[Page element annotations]
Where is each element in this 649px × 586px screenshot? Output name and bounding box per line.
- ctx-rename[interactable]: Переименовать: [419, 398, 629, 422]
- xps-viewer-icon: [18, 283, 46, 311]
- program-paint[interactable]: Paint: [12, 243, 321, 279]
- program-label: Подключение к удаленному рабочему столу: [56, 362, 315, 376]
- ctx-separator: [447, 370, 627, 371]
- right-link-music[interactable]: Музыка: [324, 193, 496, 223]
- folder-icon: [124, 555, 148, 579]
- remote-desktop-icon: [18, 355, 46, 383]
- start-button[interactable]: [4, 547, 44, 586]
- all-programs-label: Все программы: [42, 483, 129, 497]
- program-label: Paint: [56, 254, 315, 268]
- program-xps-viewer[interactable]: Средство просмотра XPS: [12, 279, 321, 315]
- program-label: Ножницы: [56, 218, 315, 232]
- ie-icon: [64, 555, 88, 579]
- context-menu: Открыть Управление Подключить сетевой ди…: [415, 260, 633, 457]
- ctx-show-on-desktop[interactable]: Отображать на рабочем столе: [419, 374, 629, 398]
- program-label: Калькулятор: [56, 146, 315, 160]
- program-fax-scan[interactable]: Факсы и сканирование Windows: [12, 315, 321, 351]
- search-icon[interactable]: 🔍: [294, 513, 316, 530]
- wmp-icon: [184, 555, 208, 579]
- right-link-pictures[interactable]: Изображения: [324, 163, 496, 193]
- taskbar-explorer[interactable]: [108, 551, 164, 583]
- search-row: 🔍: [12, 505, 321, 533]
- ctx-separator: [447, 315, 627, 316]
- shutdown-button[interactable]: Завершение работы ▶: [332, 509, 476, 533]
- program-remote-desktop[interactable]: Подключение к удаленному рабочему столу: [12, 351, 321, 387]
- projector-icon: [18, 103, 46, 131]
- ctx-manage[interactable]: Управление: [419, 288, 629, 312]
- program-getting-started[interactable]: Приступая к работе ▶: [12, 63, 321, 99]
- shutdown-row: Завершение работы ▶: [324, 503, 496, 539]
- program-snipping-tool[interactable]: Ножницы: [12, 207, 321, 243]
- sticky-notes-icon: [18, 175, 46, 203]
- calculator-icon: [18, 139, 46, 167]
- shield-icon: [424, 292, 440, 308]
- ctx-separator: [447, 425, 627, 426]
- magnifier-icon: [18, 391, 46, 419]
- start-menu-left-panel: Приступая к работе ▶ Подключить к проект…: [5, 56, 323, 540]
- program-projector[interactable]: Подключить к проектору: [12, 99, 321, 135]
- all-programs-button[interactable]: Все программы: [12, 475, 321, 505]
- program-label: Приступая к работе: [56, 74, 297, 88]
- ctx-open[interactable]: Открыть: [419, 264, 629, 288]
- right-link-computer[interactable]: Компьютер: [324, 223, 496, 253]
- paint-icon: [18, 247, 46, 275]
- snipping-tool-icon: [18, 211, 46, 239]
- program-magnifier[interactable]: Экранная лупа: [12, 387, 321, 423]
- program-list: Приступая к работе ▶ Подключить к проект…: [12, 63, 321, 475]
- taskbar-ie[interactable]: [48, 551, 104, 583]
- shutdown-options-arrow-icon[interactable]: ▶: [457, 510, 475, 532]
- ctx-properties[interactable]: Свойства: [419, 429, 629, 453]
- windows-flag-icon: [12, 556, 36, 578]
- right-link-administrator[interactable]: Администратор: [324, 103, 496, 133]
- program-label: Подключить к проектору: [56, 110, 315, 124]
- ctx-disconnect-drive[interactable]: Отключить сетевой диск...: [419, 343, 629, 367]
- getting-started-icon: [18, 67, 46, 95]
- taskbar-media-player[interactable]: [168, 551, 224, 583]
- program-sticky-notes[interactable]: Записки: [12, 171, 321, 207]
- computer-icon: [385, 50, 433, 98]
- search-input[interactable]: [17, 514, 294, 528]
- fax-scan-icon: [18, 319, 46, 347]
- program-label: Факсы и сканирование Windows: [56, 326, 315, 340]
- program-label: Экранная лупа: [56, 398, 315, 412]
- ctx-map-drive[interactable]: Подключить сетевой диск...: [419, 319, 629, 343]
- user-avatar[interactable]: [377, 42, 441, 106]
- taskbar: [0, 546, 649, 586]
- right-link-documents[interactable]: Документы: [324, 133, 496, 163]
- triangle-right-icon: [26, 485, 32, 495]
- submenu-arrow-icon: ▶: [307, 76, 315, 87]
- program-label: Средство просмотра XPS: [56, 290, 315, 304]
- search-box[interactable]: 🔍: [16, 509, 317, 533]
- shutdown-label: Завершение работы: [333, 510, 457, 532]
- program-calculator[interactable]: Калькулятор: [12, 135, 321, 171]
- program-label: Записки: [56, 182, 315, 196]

**Exercise details**
Convert the listing into a JSON list of strings, one string per line and blank lines omitted. Start at its first line and stop after the line containing "- program-remote-desktop[interactable]: Подключение".

**Output**
[
  "Where is each element in this 649px × 586px screenshot? Output name and bounding box per line.",
  "- ctx-rename[interactable]: Переименовать: [419, 398, 629, 422]",
  "- xps-viewer-icon: [18, 283, 46, 311]",
  "- program-paint[interactable]: Paint: [12, 243, 321, 279]",
  "- program-label: Подключение к удаленному рабочему столу: [56, 362, 315, 376]",
  "- ctx-separator: [447, 370, 627, 371]",
  "- right-link-music[interactable]: Музыка: [324, 193, 496, 223]",
  "- folder-icon: [124, 555, 148, 579]",
  "- remote-desktop-icon: [18, 355, 46, 383]",
  "- start-button[interactable]: [4, 547, 44, 586]",
  "- all-programs-label: Все программы: [42, 483, 129, 497]",
  "- program-label: Paint: [56, 254, 315, 268]",
  "- program-xps-viewer[interactable]: Средство просмотра XPS: [12, 279, 321, 315]",
  "- program-label: Ножницы: [56, 218, 315, 232]",
  "- ie-icon: [64, 555, 88, 579]",
  "- context-menu: Открыть Управление Подключить сетевой ди…: [415, 260, 633, 457]",
  "- ctx-show-on-desktop[interactable]: Отображать на рабочем столе: [419, 374, 629, 398]",
  "- program-label: Калькулятор: [56, 146, 315, 160]",
  "- program-fax-scan[interactable]: Факсы и сканирование Windows: [12, 315, 321, 351]",
  "- search-icon[interactable]: 🔍: [294, 513, 316, 530]",
  "- wmp-icon: [184, 555, 208, 579]",
  "- right-link-pictures[interactable]: Изображения: [324, 163, 496, 193]",
  "- taskbar-explorer[interactable]: [108, 551, 164, 583]",
  "- search-row: 🔍: [12, 505, 321, 533]",
  "- ctx-separator: [447, 315, 627, 316]",
  "- shutdown-button[interactable]: Завершение работы ▶: [332, 509, 476, 533]",
  "- program-remote-desktop[interactable]: Подключение к удаленному рабочему столу: [12, 351, 321, 387]"
]